* What is asked
The data must be returned in full and exactly as given.

>> Start Record extracts

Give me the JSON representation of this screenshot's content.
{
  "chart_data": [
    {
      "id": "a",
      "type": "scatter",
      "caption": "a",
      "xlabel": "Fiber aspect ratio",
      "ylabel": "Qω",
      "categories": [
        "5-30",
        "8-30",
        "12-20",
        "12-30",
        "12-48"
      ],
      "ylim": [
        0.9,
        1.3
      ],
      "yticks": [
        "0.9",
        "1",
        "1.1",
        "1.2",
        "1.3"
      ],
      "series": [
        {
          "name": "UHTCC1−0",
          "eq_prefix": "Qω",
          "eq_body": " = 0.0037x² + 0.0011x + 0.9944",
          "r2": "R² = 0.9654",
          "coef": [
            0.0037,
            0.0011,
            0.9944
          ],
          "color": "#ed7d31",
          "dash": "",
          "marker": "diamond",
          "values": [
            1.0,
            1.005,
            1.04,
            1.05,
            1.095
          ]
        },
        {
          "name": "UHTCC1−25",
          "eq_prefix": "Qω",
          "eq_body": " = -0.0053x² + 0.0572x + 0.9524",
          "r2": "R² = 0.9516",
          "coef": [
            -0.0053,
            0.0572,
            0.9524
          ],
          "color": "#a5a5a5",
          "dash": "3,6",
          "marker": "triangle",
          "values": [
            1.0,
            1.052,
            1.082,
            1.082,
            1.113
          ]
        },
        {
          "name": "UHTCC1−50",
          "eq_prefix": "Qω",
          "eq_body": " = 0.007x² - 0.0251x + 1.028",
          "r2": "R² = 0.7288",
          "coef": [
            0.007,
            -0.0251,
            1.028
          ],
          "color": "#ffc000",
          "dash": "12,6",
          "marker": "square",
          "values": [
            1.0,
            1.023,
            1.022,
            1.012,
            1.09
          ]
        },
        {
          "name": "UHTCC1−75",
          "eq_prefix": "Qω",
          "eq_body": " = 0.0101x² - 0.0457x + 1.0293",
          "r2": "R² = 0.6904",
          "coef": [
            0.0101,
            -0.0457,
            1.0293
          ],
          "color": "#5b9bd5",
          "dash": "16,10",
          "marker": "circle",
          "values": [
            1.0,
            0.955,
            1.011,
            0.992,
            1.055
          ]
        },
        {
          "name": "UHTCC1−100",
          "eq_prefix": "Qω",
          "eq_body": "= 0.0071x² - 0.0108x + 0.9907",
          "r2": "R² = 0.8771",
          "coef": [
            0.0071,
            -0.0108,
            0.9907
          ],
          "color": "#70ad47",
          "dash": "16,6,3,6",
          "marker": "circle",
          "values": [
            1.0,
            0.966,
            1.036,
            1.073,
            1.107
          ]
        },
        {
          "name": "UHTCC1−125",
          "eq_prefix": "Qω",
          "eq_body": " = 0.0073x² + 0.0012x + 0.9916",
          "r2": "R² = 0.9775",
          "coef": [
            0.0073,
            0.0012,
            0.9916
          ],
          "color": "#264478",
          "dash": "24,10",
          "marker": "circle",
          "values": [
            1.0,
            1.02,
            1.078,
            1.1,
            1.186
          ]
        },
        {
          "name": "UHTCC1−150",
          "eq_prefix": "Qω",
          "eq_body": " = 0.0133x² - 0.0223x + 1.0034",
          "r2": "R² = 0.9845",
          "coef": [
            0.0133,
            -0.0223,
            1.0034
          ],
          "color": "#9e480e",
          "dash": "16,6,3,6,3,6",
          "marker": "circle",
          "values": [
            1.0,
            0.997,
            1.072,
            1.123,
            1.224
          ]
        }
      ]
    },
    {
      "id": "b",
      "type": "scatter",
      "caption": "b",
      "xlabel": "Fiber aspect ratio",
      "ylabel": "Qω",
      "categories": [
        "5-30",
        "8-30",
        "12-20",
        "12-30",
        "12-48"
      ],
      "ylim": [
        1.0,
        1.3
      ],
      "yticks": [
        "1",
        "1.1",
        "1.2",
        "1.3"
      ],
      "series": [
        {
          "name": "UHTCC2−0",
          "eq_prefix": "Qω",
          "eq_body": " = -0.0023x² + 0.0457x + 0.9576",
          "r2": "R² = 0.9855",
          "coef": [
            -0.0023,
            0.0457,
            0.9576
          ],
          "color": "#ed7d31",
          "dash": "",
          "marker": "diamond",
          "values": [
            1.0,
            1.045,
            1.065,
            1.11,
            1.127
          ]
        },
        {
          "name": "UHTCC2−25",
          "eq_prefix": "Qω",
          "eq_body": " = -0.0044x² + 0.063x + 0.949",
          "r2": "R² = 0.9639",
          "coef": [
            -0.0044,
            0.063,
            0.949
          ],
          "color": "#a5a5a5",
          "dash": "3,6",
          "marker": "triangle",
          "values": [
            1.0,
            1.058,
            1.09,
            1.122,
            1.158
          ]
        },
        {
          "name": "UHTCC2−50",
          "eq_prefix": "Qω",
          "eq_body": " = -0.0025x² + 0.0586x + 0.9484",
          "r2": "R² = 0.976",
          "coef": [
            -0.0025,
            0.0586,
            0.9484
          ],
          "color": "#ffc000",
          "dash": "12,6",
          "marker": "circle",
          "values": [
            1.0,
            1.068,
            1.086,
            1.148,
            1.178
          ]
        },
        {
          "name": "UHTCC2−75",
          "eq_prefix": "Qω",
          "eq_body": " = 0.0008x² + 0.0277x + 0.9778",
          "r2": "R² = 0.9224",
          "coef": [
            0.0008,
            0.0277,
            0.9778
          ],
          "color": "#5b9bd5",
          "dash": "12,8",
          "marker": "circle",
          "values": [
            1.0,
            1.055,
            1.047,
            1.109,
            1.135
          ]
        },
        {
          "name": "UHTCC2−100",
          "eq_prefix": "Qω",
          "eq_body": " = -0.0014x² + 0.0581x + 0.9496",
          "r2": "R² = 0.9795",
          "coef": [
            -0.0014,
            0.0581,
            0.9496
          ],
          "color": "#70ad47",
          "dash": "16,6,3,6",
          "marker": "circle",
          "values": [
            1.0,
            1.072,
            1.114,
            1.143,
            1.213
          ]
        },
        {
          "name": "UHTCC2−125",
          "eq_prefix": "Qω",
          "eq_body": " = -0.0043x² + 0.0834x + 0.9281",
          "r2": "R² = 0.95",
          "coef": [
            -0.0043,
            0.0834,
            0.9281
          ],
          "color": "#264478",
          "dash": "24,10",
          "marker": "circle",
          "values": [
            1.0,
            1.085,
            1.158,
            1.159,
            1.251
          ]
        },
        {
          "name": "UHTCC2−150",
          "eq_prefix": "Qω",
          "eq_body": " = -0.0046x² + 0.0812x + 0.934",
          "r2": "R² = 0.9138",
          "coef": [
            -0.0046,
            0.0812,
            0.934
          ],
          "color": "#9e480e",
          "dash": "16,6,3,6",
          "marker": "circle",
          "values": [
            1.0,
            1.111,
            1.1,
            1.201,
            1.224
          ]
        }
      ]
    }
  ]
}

>> End Record extracts

* Reply
Give me the JSON representation of this screenshot's content.
{
  "chart_data": [
    {
      "id": "a",
      "type": "scatter",
      "caption": "a",
      "xlabel": "Fiber aspect ratio",
      "ylabel": "Qω",
      "categories": [
        "5-30",
        "8-30",
        "12-20",
        "12-30",
        "12-48"
      ],
      "ylim": [
        0.9,
        1.3
      ],
      "yticks": [
        "0.9",
        "1",
        "1.1",
        "1.2",
        "1.3"
      ],
      "series": [
        {
          "name": "UHTCC1−0",
          "eq_prefix": "Qω",
          "eq_body": " = 0.0037x² + 0.0011x + 0.9944",
          "r2": "R² = 0.9654",
          "coef": [
            0.0037,
            0.0011,
            0.9944
          ],
          "color": "#ed7d31",
          "dash": "",
          "marker": "diamond",
          "values": [
            1.0,
            1.005,
            1.04,
            1.05,
            1.095
          ]
        },
        {
          "name": "UHTCC1−25",
          "eq_prefix": "Qω",
          "eq_body": " = -0.0053x² + 0.0572x + 0.9524",
          "r2": "R² = 0.9516",
          "coef": [
            -0.0053,
            0.0572,
            0.9524
          ],
          "color": "#a5a5a5",
          "dash": "3,6",
          "marker": "triangle",
          "values": [
            1.0,
            1.052,
            1.082,
            1.082,
            1.113
          ]
        },
        {
          "name": "UHTCC1−50",
          "eq_prefix": "Qω",
          "eq_body": " = 0.007x² - 0.0251x + 1.028",
          "r2": "R² = 0.7288",
          "coef": [
            0.007,
            -0.0251,
            1.028
          ],
          "color": "#ffc000",
          "dash": "12,6",
          "marker": "square",
          "values": [
            1.0,
            1.023,
            1.022,
            1.012,
            1.09
          ]
        },
        {
          "name": "UHTCC1−75",
          "eq_prefix": "Qω",
          "eq_body": " = 0.0101x² - 0.0457x + 1.0293",
          "r2": "R² = 0.6904",
          "coef": [
            0.0101,
            -0.0457,
            1.0293
          ],
          "color": "#5b9bd5",
          "dash": "16,10",
          "marker": "circle",
          "values": [
            1.0,
            0.955,
            1.011,
            0.992,
            1.055
          ]
        },
        {
          "name": "UHTCC1−100",
          "eq_prefix": "Qω",
          "eq_body": "= 0.0071x² - 0.0108x + 0.9907",
          "r2": "R² = 0.8771",
          "coef": [
            0.0071,
            -0.0108,
            0.9907
          ],
          "color": "#70ad47",
          "dash": "16,6,3,6",
          "marker": "circle",
          "values": [
            1.0,
            0.966,
            1.036,
            1.073,
            1.107
          ]
        },
        {
          "name": "UHTCC1−125",
          "eq_prefix": "Qω",
          "eq_body": " = 0.0073x² + 0.0012x + 0.9916",
          "r2": "R² = 0.9775",
          "coef": [
            0.0073,
            0.0012,
            0.9916
          ],
          "color": "#264478",
          "dash": "24,10",
          "marker": "circle",
          "values": [
            1.0,
            1.02,
            1.078,
            1.1,
            1.186
          ]
        },
        {
          "name": "UHTCC1−150",
          "eq_prefix": "Qω",
          "eq_body": " = 0.0133x² - 0.0223x + 1.0034",
          "r2": "R² = 0.9845",
          "coef": [
            0.0133,
            -0.0223,
            1.0034
          ],
          "color": "#9e480e",
          "dash": "16,6,3,6,3,6",
          "marker": "circle",
          "values": [
            1.0,
            0.997,
            1.072,
            1.123,
            1.224
          ]
        }
      ]
    },
    {
      "id": "b",
      "type": "scatter",
      "caption": "b",
      "xlabel": "Fiber aspect ratio",
      "ylabel": "Qω",
      "categories": [
        "5-30",
        "8-30",
        "12-20",
        "12-30",
        "12-48"
      ],
      "ylim": [
        1.0,
        1.3
      ],
      "yticks": [
        "1",
        "1.1",
        "1.2",
        "1.3"
      ],
      "series": [
        {
          "name": "UHTCC2−0",
          "eq_prefix": "Qω",
          "eq_body": " = -0.0023x² + 0.0457x + 0.9576",
          "r2": "R² = 0.9855",
          "coef": [
            -0.0023,
            0.0457,
            0.9576
          ],
          "color": "#ed7d31",
          "dash": "",
          "marker": "diamond",
          "values": [
            1.0,
            1.045,
            1.065,
            1.11,
            1.127
          ]
        },
        {
          "name": "UHTCC2−25",
          "eq_prefix": "Qω",
          "eq_body": " = -0.0044x² + 0.063x + 0.949",
          "r2": "R² = 0.9639",
          "coef": [
            -0.0044,
            0.063,
            0.949
          ],
          "color": "#a5a5a5",
          "dash": "3,6",
          "marker": "triangle",
          "values": [
            1.0,
            1.058,
            1.09,
            1.122,
            1.158
          ]
        },
        {
          "name": "UHTCC2−50",
          "eq_prefix": "Qω",
          "eq_body": " = -0.0025x² + 0.0586x + 0.9484",
          "r2": "R² = 0.976",
          "coef": [
            -0.0025,
            0.0586,
            0.9484
          ],
          "color": "#ffc000",
          "dash": "12,6",
          "marker": "circle",
          "values": [
            1.0,
            1.068,
            1.086,
            1.148,
            1.178
          ]
        },
        {
          "name": "UHTCC2−75",
          "eq_prefix": "Qω",
          "eq_body": " = 0.0008x² + 0.0277x + 0.9778",
          "r2": "R² = 0.9224",
          "coef": [
            0.0008,
            0.0277,
            0.9778
          ],
          "color": "#5b9bd5",
          "dash": "12,8",
          "marker": "circle",
          "values": [
            1.0,
            1.055,
            1.047,
            1.109,
            1.135
          ]
        },
        {
          "name": "UHTCC2−100",
          "eq_prefix": "Qω",
          "eq_body": " = -0.0014x² + 0.0581x + 0.9496",
          "r2": "R² = 0.9795",
          "coef": [
            -0.0014,
            0.0581,
            0.9496
          ],
          "color": "#70ad47",
          "dash": "16,6,3,6",
          "marker": "circle",
          "values": [
            1.0,
            1.072,
            1.114,
            1.143,
            1.213
          ]
        },
        {
          "name": "UHTCC2−125",
          "eq_prefix": "Qω",
          "eq_body": " = -0.0043x² + 0.0834x + 0.9281",
          "r2": "R² = 0.95",
          "coef": [
            -0.0043,
            0.0834,
            0.9281
          ],
          "color": "#264478",
          "dash": "24,10",
          "marker": "circle",
          "values": [
            1.0,
            1.085,
            1.158,
            1.159,
            1.251
          ]
        },
        {
          "name": "UHTCC2−150",
          "eq_prefix": "Qω",
          "eq_body": " = -0.0046x² + 0.0812x + 0.934",
          "r2": "R² = 0.9138",
          "coef": [
            -0.0046,
            0.0812,
            0.934
          ],
          "color": "#9e480e",
          "dash": "16,6,3,6",
          "marker": "circle",
          "values": [
            1.0,
            1.111,
            1.1,
            1.201,
            1.224
          ]
        }
      ]
    }
  ]
}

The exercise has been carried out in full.